— Start INPUT MATERIAL —

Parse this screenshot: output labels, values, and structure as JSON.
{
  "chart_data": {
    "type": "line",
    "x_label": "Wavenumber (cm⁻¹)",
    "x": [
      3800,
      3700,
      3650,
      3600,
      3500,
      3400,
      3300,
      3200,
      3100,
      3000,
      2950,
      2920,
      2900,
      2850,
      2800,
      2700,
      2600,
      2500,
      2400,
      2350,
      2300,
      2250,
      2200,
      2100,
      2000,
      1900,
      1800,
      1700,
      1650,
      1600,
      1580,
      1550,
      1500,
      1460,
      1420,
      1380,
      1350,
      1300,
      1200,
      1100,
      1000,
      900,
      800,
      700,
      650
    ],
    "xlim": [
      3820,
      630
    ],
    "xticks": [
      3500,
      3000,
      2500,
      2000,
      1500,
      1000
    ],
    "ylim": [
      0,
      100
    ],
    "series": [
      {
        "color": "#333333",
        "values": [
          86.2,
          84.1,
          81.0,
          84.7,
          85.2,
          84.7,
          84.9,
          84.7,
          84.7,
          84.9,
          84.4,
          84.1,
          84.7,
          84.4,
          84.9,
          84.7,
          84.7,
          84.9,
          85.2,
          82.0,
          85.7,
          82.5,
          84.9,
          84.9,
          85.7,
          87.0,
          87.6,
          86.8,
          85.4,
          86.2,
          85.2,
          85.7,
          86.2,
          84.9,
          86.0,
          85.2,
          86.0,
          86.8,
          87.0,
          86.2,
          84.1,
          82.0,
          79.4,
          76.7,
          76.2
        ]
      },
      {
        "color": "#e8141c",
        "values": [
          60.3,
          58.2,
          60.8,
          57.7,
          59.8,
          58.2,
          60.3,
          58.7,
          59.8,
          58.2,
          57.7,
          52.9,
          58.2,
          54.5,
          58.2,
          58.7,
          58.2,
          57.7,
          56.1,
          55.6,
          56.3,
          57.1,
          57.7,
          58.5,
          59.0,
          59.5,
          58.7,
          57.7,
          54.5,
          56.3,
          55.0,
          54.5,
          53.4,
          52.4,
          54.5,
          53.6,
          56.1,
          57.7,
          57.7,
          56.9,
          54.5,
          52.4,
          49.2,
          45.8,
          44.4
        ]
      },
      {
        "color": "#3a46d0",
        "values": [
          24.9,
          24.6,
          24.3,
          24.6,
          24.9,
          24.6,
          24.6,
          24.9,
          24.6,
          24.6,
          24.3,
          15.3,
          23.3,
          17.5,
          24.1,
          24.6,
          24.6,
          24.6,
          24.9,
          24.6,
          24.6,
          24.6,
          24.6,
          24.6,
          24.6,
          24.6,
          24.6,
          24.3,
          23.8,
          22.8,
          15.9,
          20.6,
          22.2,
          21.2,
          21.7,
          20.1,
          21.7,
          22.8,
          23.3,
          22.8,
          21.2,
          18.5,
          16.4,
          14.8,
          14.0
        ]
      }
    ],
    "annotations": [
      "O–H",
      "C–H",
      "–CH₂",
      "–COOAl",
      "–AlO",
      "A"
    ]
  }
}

— End INPUT MATERIAL —
— Start INPUT MATERIAL —

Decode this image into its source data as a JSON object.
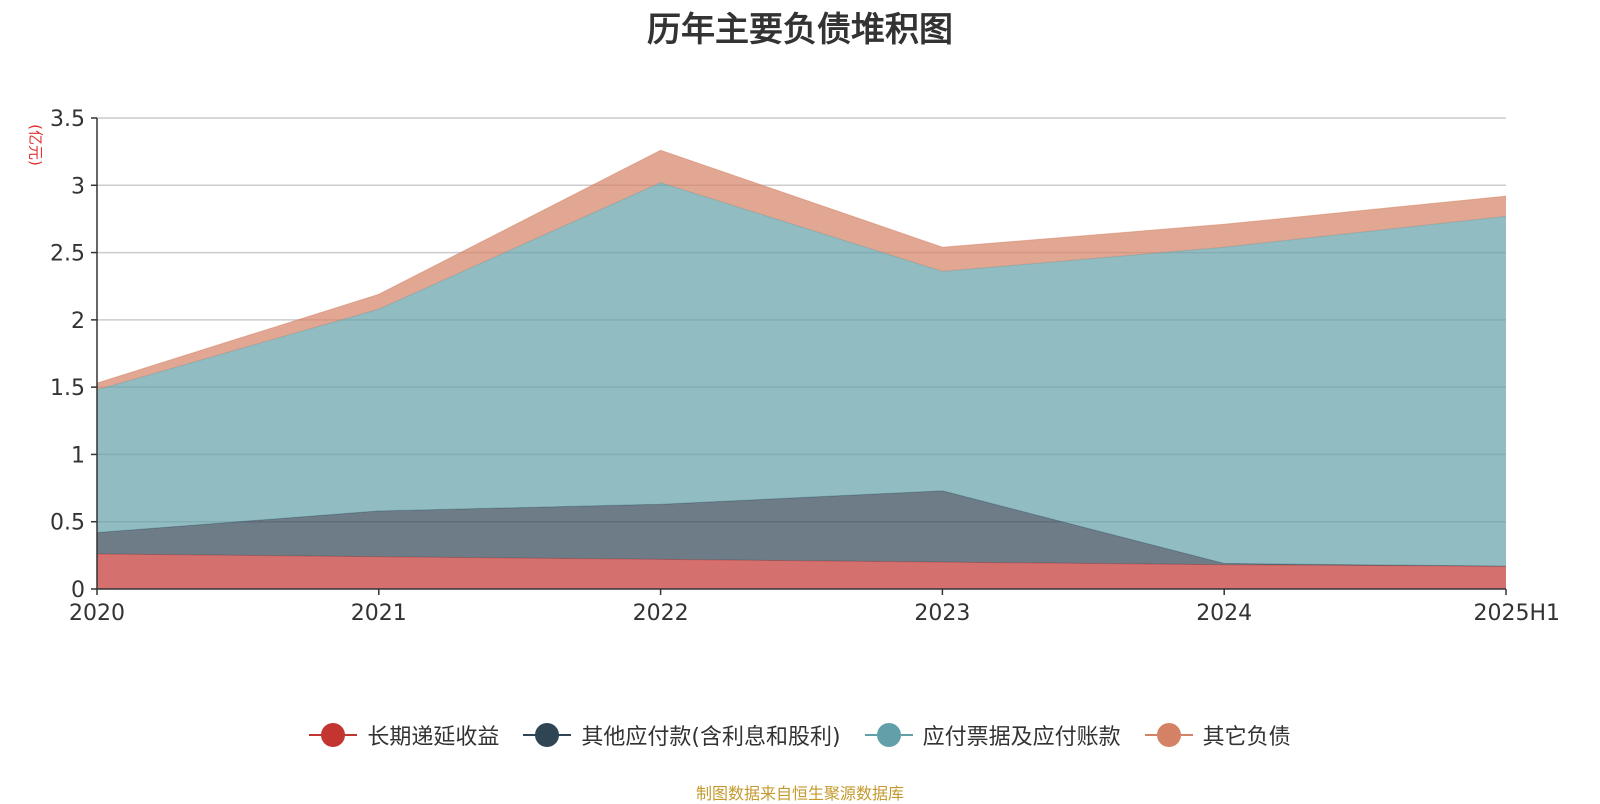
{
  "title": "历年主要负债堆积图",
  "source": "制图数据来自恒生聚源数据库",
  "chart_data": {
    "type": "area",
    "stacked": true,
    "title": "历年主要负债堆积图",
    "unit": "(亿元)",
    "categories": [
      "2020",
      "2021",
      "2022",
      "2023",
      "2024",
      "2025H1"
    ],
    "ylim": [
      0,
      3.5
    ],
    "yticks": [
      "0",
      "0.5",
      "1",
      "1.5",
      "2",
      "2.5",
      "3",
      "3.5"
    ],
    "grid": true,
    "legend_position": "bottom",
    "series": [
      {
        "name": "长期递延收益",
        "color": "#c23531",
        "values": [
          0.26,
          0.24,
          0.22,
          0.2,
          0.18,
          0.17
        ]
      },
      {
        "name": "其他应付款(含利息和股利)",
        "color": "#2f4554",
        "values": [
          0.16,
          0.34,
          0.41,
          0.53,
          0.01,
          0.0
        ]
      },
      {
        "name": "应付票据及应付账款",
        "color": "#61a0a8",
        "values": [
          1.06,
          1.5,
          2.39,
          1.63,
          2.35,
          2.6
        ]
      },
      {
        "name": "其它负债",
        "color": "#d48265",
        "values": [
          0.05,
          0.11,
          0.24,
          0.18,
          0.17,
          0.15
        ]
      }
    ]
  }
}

— End INPUT MATERIAL —

> EXERCISE: Identify and copy the lines holding the word "this".

> THE OUTPUT:
Parse this screenshot: output labels, values, and structure as JSON.
Decode this image into its source data as a JSON object.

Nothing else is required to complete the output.